**DIRECTIVE**
Each record below should appear again exactly as written.

Extracted records:
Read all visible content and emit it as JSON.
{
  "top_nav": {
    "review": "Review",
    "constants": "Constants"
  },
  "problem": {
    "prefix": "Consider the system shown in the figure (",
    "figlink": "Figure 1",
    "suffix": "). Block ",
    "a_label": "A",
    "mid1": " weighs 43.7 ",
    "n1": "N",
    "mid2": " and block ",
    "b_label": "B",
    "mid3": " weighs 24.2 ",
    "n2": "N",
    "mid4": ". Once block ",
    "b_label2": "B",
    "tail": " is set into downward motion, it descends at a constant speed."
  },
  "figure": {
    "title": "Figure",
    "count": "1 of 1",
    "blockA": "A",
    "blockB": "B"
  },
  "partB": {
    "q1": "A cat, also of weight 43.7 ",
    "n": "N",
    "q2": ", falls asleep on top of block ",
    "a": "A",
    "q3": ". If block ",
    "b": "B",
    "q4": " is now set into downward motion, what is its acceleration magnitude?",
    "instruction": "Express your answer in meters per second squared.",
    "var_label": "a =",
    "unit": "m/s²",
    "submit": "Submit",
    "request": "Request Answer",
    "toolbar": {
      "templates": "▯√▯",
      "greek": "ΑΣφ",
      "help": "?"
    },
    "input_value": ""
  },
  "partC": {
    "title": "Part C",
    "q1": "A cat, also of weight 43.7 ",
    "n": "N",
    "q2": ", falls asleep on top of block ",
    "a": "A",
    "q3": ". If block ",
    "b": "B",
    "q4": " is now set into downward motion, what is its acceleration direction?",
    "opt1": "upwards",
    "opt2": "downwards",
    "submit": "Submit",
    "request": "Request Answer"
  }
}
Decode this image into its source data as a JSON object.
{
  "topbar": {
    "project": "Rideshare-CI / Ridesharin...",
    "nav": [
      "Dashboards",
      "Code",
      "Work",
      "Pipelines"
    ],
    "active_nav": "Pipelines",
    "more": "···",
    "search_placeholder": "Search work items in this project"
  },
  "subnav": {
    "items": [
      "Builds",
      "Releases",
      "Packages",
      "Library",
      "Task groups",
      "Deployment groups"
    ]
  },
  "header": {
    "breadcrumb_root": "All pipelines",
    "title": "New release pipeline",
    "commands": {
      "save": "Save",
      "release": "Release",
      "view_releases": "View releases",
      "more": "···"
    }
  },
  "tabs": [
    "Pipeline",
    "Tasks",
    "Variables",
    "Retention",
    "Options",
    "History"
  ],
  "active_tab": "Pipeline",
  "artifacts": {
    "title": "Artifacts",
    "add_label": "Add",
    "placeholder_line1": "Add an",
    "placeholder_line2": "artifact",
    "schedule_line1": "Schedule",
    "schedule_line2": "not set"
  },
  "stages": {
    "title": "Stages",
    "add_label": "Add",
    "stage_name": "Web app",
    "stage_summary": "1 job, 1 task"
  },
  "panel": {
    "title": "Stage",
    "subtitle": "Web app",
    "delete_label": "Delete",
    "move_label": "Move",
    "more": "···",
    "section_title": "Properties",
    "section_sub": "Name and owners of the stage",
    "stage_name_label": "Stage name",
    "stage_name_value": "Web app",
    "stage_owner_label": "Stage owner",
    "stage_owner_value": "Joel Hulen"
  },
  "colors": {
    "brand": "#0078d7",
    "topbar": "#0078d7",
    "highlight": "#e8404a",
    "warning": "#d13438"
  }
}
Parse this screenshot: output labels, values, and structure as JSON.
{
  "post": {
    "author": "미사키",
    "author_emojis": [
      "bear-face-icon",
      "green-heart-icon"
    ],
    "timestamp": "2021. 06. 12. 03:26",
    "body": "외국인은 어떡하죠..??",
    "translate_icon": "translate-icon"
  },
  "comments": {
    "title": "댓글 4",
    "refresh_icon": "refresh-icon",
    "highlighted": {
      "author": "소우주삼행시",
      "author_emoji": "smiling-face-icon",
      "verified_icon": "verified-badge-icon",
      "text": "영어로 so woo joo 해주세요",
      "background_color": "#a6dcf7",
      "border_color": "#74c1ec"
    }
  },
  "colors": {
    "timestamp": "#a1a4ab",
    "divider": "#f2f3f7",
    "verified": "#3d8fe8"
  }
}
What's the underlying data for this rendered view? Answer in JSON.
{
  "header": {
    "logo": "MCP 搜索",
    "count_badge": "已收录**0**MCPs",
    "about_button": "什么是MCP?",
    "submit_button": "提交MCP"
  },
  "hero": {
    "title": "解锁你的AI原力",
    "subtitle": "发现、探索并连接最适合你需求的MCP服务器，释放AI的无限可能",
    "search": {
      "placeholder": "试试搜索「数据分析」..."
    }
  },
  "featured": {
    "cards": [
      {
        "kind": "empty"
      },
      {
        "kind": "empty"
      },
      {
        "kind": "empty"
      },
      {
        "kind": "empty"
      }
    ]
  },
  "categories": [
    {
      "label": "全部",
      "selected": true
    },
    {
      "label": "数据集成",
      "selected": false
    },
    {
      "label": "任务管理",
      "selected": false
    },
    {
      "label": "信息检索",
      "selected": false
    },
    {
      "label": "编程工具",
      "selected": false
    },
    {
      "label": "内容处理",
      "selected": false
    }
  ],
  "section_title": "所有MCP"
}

**THE REPLY**
Read all visible content and emit it as JSON.
{
  "top_nav": {
    "review": "Review",
    "constants": "Constants"
  },
  "problem": {
    "prefix": "Consider the system shown in the figure (",
    "figlink": "Figure 1",
    "suffix": "). Block ",
    "a_label": "A",
    "mid1": " weighs 43.7 ",
    "n1": "N",
    "mid2": " and block ",
    "b_label": "B",
    "mid3": " weighs 24.2 ",
    "n2": "N",
    "mid4": ". Once block ",
    "b_label2": "B",
    "tail": " is set into downward motion, it descends at a constant speed."
  },
  "figure": {
    "title": "Figure",
    "count": "1 of 1",
    "blockA": "A",
    "blockB": "B"
  },
  "partB": {
    "q1": "A cat, also of weight 43.7 ",
    "n": "N",
    "q2": ", falls asleep on top of block ",
    "a": "A",
    "q3": ". If block ",
    "b": "B",
    "q4": " is now set into downward motion, what is its acceleration magnitude?",
    "instruction": "Express your answer in meters per second squared.",
    "var_label": "a =",
    "unit": "m/s²",
    "submit": "Submit",
    "request": "Request Answer",
    "toolbar": {
      "templates": "▯√▯",
      "greek": "ΑΣφ",
      "help": "?"
    },
    "input_value": ""
  },
  "partC": {
    "title": "Part C",
    "q1": "A cat, also of weight 43.7 ",
    "n": "N",
    "q2": ", falls asleep on top of block ",
    "a": "A",
    "q3": ". If block ",
    "b": "B",
    "q4": " is now set into downward motion, what is its acceleration direction?",
    "opt1": "upwards",
    "opt2": "downwards",
    "submit": "Submit",
    "request": "Request Answer"
  }
}
Decode this image into its source data as a JSON object.
{
  "topbar": {
    "project": "Rideshare-CI / Ridesharin...",
    "nav": [
      "Dashboards",
      "Code",
      "Work",
      "Pipelines"
    ],
    "active_nav": "Pipelines",
    "more": "···",
    "search_placeholder": "Search work items in this project"
  },
  "subnav": {
    "items": [
      "Builds",
      "Releases",
      "Packages",
      "Library",
      "Task groups",
      "Deployment groups"
    ]
  },
  "header": {
    "breadcrumb_root": "All pipelines",
    "title": "New release pipeline",
    "commands": {
      "save": "Save",
      "release": "Release",
      "view_releases": "View releases",
      "more": "···"
    }
  },
  "tabs": [
    "Pipeline",
    "Tasks",
    "Variables",
    "Retention",
    "Options",
    "History"
  ],
  "active_tab": "Pipeline",
  "artifacts": {
    "title": "Artifacts",
    "add_label": "Add",
    "placeholder_line1": "Add an",
    "placeholder_line2": "artifact",
    "schedule_line1": "Schedule",
    "schedule_line2": "not set"
  },
  "stages": {
    "title": "Stages",
    "add_label": "Add",
    "stage_name": "Web app",
    "stage_summary": "1 job, 1 task"
  },
  "panel": {
    "title": "Stage",
    "subtitle": "Web app",
    "delete_label": "Delete",
    "move_label": "Move",
    "more": "···",
    "section_title": "Properties",
    "section_sub": "Name and owners of the stage",
    "stage_name_label": "Stage name",
    "stage_name_value": "Web app",
    "stage_owner_label": "Stage owner",
    "stage_owner_value": "Joel Hulen"
  },
  "colors": {
    "brand": "#0078d7",
    "topbar": "#0078d7",
    "highlight": "#e8404a",
    "warning": "#d13438"
  }
}
Parse this screenshot: output labels, values, and structure as JSON.
{
  "post": {
    "author": "미사키",
    "author_emojis": [
      "bear-face-icon",
      "green-heart-icon"
    ],
    "timestamp": "2021. 06. 12. 03:26",
    "body": "외국인은 어떡하죠..??",
    "translate_icon": "translate-icon"
  },
  "comments": {
    "title": "댓글 4",
    "refresh_icon": "refresh-icon",
    "highlighted": {
      "author": "소우주삼행시",
      "author_emoji": "smiling-face-icon",
      "verified_icon": "verified-badge-icon",
      "text": "영어로 so woo joo 해주세요",
      "background_color": "#a6dcf7",
      "border_color": "#74c1ec"
    }
  },
  "colors": {
    "timestamp": "#a1a4ab",
    "divider": "#f2f3f7",
    "verified": "#3d8fe8"
  }
}
What's the underlying data for this rendered view? Answer in JSON.
{
  "header": {
    "logo": "MCP 搜索",
    "count_badge": "已收录**0**MCPs",
    "about_button": "什么是MCP?",
    "submit_button": "提交MCP"
  },
  "hero": {
    "title": "解锁你的AI原力",
    "subtitle": "发现、探索并连接最适合你需求的MCP服务器，释放AI的无限可能",
    "search": {
      "placeholder": "试试搜索「数据分析」..."
    }
  },
  "featured": {
    "cards": [
      {
        "kind": "empty"
      },
      {
        "kind": "empty"
      },
      {
        "kind": "empty"
      },
      {
        "kind": "empty"
      }
    ]
  },
  "categories": [
    {
      "label": "全部",
      "selected": true
    },
    {
      "label": "数据集成",
      "selected": false
    },
    {
      "label": "任务管理",
      "selected": false
    },
    {
      "label": "信息检索",
      "selected": false
    },
    {
      "label": "编程工具",
      "selected": false
    },
    {
      "label": "内容处理",
      "selected": false
    }
  ],
  "section_title": "所有MCP"
}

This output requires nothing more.